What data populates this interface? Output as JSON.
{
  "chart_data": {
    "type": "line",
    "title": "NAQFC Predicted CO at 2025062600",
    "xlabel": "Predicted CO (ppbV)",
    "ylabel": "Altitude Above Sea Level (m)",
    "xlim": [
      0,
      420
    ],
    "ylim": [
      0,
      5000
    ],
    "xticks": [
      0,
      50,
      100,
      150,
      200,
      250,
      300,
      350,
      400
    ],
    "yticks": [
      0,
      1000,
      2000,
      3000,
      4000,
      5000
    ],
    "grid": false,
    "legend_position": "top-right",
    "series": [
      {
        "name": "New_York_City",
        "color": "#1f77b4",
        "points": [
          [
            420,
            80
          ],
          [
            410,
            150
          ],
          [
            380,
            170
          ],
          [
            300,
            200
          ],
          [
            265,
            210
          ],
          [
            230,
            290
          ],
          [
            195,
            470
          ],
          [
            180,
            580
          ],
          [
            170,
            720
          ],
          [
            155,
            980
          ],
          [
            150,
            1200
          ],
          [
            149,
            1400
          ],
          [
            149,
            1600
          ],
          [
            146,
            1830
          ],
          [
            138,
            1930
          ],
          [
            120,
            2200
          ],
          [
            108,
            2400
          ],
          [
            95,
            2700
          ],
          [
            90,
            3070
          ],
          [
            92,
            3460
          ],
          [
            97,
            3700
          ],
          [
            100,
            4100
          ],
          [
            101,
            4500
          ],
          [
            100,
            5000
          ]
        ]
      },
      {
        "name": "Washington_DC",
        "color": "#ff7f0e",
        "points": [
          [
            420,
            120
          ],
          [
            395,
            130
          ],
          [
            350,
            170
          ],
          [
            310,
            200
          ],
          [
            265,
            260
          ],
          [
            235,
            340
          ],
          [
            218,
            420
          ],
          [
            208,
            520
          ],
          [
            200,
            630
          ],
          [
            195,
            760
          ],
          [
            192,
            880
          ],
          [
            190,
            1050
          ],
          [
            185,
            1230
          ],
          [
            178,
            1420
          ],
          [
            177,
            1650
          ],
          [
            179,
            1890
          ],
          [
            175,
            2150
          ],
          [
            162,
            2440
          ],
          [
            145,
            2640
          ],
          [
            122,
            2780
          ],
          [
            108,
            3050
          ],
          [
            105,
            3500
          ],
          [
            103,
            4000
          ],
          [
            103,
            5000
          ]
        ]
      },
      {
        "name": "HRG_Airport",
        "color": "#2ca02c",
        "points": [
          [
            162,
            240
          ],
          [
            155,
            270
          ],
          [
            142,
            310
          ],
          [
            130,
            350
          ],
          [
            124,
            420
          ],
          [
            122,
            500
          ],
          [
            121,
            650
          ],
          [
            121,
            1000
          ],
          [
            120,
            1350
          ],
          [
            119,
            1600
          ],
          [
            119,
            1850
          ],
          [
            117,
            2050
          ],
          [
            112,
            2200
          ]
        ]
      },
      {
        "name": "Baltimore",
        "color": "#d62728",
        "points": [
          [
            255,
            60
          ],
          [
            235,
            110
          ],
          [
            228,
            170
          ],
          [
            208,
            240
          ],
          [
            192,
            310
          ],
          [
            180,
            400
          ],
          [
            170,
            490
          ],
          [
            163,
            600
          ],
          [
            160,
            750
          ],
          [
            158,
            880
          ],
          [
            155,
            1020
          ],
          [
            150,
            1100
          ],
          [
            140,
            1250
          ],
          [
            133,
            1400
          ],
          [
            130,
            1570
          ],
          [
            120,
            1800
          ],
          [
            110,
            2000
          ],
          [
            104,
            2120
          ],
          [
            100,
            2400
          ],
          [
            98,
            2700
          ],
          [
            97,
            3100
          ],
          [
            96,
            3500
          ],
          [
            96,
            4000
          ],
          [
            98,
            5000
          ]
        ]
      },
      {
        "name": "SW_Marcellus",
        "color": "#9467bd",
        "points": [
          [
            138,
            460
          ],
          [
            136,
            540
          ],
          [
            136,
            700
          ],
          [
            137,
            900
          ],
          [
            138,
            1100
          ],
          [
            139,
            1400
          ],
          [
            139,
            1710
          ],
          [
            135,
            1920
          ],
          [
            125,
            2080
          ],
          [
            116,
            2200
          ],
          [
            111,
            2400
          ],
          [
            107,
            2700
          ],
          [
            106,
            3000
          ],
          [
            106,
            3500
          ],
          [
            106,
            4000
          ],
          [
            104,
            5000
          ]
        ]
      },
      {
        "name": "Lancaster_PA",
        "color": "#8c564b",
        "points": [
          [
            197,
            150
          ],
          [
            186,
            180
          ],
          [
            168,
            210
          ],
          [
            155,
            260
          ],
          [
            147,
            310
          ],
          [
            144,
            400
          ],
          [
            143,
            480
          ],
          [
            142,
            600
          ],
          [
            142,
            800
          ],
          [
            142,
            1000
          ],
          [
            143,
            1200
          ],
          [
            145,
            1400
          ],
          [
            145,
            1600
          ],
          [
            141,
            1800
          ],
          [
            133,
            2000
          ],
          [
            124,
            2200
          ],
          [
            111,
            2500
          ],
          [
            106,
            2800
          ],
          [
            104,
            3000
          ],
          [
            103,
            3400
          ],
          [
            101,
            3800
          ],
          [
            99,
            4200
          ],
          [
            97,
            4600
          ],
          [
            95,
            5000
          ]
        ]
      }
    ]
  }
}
------------------------------
Copy the material above verbatim.

What data populates this interface? Output as JSON.
{
  "chart_data": {
    "type": "line",
    "title": "NAQFC Predicted CO at 2025062600",
    "xlabel": "Predicted CO (ppbV)",
    "ylabel": "Altitude Above Sea Level (m)",
    "xlim": [
      0,
      420
    ],
    "ylim": [
      0,
      5000
    ],
    "xticks": [
      0,
      50,
      100,
      150,
      200,
      250,
      300,
      350,
      400
    ],
    "yticks": [
      0,
      1000,
      2000,
      3000,
      4000,
      5000
    ],
    "grid": false,
    "legend_position": "top-right",
    "series": [
      {
        "name": "New_York_City",
        "color": "#1f77b4",
        "points": [
          [
            420,
            80
          ],
          [
            410,
            150
          ],
          [
            380,
            170
          ],
          [
            300,
            200
          ],
          [
            265,
            210
          ],
          [
            230,
            290
          ],
          [
            195,
            470
          ],
          [
            180,
            580
          ],
          [
            170,
            720
          ],
          [
            155,
            980
          ],
          [
            150,
            1200
          ],
          [
            149,
            1400
          ],
          [
            149,
            1600
          ],
          [
            146,
            1830
          ],
          [
            138,
            1930
          ],
          [
            120,
            2200
          ],
          [
            108,
            2400
          ],
          [
            95,
            2700
          ],
          [
            90,
            3070
          ],
          [
            92,
            3460
          ],
          [
            97,
            3700
          ],
          [
            100,
            4100
          ],
          [
            101,
            4500
          ],
          [
            100,
            5000
          ]
        ]
      },
      {
        "name": "Washington_DC",
        "color": "#ff7f0e",
        "points": [
          [
            420,
            120
          ],
          [
            395,
            130
          ],
          [
            350,
            170
          ],
          [
            310,
            200
          ],
          [
            265,
            260
          ],
          [
            235,
            340
          ],
          [
            218,
            420
          ],
          [
            208,
            520
          ],
          [
            200,
            630
          ],
          [
            195,
            760
          ],
          [
            192,
            880
          ],
          [
            190,
            1050
          ],
          [
            185,
            1230
          ],
          [
            178,
            1420
          ],
          [
            177,
            1650
          ],
          [
            179,
            1890
          ],
          [
            175,
            2150
          ],
          [
            162,
            2440
          ],
          [
            145,
            2640
          ],
          [
            122,
            2780
          ],
          [
            108,
            3050
          ],
          [
            105,
            3500
          ],
          [
            103,
            4000
          ],
          [
            103,
            5000
          ]
        ]
      },
      {
        "name": "HRG_Airport",
        "color": "#2ca02c",
        "points": [
          [
            162,
            240
          ],
          [
            155,
            270
          ],
          [
            142,
            310
          ],
          [
            130,
            350
          ],
          [
            124,
            420
          ],
          [
            122,
            500
          ],
          [
            121,
            650
          ],
          [
            121,
            1000
          ],
          [
            120,
            1350
          ],
          [
            119,
            1600
          ],
          [
            119,
            1850
          ],
          [
            117,
            2050
          ],
          [
            112,
            2200
          ]
        ]
      },
      {
        "name": "Baltimore",
        "color": "#d62728",
        "points": [
          [
            255,
            60
          ],
          [
            235,
            110
          ],
          [
            228,
            170
          ],
          [
            208,
            240
          ],
          [
            192,
            310
          ],
          [
            180,
            400
          ],
          [
            170,
            490
          ],
          [
            163,
            600
          ],
          [
            160,
            750
          ],
          [
            158,
            880
          ],
          [
            155,
            1020
          ],
          [
            150,
            1100
          ],
          [
            140,
            1250
          ],
          [
            133,
            1400
          ],
          [
            130,
            1570
          ],
          [
            120,
            1800
          ],
          [
            110,
            2000
          ],
          [
            104,
            2120
          ],
          [
            100,
            2400
          ],
          [
            98,
            2700
          ],
          [
            97,
            3100
          ],
          [
            96,
            3500
          ],
          [
            96,
            4000
          ],
          [
            98,
            5000
          ]
        ]
      },
      {
        "name": "SW_Marcellus",
        "color": "#9467bd",
        "points": [
          [
            138,
            460
          ],
          [
            136,
            540
          ],
          [
            136,
            700
          ],
          [
            137,
            900
          ],
          [
            138,
            1100
          ],
          [
            139,
            1400
          ],
          [
            139,
            1710
          ],
          [
            135,
            1920
          ],
          [
            125,
            2080
          ],
          [
            116,
            2200
          ],
          [
            111,
            2400
          ],
          [
            107,
            2700
          ],
          [
            106,
            3000
          ],
          [
            106,
            3500
          ],
          [
            106,
            4000
          ],
          [
            104,
            5000
          ]
        ]
      },
      {
        "name": "Lancaster_PA",
        "color": "#8c564b",
        "points": [
          [
            197,
            150
          ],
          [
            186,
            180
          ],
          [
            168,
            210
          ],
          [
            155,
            260
          ],
          [
            147,
            310
          ],
          [
            144,
            400
          ],
          [
            143,
            480
          ],
          [
            142,
            600
          ],
          [
            142,
            800
          ],
          [
            142,
            1000
          ],
          [
            143,
            1200
          ],
          [
            145,
            1400
          ],
          [
            145,
            1600
          ],
          [
            141,
            1800
          ],
          [
            133,
            2000
          ],
          [
            124,
            2200
          ],
          [
            111,
            2500
          ],
          [
            106,
            2800
          ],
          [
            104,
            3000
          ],
          [
            103,
            3400
          ],
          [
            101,
            3800
          ],
          [
            99,
            4200
          ],
          [
            97,
            4600
          ],
          [
            95,
            5000
          ]
        ]
      }
    ]
  }
}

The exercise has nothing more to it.